Set task:
Determine the number of lines where "this" occurs and reply with that number by itself.

Data entries for graphics

= = =

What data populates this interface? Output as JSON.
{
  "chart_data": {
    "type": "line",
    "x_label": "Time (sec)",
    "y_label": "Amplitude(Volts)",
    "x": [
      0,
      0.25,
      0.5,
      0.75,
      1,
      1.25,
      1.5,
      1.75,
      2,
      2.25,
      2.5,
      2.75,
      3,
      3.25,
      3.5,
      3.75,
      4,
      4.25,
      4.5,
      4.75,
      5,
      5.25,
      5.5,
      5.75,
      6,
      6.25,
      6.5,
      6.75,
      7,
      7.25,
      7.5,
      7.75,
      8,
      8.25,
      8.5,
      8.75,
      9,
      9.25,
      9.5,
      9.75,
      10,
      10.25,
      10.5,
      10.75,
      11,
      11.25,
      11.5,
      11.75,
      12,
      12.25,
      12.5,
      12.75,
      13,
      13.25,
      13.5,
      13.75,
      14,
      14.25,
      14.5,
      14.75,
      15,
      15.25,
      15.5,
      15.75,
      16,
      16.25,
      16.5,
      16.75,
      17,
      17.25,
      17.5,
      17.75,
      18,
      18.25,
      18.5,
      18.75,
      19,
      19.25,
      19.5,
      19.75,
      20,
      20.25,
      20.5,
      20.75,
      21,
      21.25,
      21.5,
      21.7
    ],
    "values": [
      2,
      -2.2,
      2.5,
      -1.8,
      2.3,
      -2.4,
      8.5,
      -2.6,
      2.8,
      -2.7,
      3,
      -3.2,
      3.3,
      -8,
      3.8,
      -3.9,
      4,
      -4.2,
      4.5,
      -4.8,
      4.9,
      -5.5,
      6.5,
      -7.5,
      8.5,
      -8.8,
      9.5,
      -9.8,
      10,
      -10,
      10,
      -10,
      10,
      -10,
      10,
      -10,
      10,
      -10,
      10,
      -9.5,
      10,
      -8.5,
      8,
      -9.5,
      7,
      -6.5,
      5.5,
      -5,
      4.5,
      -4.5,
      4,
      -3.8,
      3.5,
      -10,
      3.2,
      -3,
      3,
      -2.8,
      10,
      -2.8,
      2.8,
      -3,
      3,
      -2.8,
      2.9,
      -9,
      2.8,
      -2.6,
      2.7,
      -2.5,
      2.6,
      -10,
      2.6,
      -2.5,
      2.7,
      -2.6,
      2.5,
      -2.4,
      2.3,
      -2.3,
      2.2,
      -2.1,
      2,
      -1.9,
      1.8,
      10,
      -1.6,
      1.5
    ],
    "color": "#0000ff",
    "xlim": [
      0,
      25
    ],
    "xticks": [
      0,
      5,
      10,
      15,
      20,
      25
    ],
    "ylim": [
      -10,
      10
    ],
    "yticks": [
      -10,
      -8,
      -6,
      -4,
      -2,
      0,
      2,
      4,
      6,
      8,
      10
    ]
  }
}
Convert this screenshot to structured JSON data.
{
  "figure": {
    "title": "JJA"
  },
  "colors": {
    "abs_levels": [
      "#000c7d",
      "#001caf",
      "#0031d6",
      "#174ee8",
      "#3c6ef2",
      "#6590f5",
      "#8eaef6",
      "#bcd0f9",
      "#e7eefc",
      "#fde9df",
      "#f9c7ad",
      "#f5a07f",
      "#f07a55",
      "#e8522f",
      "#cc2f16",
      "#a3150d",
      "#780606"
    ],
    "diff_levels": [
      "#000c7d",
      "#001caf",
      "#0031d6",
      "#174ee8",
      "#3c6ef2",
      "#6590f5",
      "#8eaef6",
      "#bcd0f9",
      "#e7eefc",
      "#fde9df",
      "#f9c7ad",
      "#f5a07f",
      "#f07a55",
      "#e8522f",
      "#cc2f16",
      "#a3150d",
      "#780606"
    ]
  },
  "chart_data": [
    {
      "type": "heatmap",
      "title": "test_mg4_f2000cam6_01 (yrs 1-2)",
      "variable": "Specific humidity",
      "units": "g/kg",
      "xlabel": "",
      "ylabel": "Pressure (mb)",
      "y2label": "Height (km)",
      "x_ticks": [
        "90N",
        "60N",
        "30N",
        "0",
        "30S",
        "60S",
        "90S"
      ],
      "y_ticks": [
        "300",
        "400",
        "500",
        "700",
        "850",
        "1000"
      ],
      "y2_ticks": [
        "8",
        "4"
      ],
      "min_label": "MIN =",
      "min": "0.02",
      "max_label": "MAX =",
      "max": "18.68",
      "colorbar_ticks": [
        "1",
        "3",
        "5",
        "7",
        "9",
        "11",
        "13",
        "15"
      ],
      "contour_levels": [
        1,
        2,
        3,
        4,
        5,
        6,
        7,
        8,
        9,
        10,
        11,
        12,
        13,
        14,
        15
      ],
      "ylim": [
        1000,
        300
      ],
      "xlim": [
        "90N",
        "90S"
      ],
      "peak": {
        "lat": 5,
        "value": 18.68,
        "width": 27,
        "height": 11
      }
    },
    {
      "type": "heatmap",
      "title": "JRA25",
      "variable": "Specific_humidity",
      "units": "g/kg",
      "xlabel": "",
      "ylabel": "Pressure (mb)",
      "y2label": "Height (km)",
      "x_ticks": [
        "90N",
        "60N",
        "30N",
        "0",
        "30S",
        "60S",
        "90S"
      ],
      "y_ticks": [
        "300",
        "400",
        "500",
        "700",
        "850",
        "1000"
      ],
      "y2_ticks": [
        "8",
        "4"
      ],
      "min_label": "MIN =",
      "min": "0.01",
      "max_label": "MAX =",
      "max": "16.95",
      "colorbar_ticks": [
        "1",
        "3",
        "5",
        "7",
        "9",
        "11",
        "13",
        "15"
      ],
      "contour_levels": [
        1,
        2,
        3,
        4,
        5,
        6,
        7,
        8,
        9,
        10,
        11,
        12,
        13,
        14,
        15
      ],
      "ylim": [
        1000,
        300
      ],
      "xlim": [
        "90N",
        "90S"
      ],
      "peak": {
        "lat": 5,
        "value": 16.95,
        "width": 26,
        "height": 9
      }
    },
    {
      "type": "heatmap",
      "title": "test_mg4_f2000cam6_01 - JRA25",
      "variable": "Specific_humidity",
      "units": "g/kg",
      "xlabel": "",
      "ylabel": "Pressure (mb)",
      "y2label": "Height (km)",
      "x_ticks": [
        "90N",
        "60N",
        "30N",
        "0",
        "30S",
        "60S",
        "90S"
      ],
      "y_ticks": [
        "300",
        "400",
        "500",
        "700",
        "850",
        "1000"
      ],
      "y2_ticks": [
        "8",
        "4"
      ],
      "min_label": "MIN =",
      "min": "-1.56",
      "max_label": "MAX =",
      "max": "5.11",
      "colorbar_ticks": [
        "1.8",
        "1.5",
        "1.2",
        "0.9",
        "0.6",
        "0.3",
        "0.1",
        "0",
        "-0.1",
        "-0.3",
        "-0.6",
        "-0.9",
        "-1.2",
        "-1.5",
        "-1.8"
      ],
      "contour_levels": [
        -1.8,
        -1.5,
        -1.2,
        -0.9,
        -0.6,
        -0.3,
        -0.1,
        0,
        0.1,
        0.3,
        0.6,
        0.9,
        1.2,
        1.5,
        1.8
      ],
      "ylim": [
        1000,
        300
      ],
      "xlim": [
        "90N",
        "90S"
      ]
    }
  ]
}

= = =

Solved exercise:
2